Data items
= = = = = = =

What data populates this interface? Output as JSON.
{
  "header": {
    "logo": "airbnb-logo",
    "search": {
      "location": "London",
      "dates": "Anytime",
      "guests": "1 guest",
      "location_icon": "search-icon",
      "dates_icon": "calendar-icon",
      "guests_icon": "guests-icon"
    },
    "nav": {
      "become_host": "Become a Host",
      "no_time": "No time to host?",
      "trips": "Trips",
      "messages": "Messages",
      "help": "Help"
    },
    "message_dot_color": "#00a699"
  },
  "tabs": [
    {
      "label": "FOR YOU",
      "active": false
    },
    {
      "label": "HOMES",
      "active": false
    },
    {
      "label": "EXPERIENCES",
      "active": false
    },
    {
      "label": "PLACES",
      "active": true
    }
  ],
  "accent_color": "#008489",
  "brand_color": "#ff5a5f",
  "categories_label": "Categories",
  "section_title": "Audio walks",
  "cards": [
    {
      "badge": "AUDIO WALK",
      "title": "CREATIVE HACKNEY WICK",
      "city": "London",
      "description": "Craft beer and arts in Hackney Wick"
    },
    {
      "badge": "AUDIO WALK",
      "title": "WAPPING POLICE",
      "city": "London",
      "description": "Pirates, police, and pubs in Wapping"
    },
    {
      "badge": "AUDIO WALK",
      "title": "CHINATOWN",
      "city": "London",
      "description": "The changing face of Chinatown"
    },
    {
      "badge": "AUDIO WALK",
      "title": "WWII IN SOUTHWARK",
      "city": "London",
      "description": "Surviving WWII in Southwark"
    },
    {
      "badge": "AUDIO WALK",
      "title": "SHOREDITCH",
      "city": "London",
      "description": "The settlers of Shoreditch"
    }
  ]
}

= = = = = = =

Aim
Filter the listing above by the word "guests"; copy each line that passes.

Task result
      "guests": "1 guest",
      "guests_icon": "guests-icon"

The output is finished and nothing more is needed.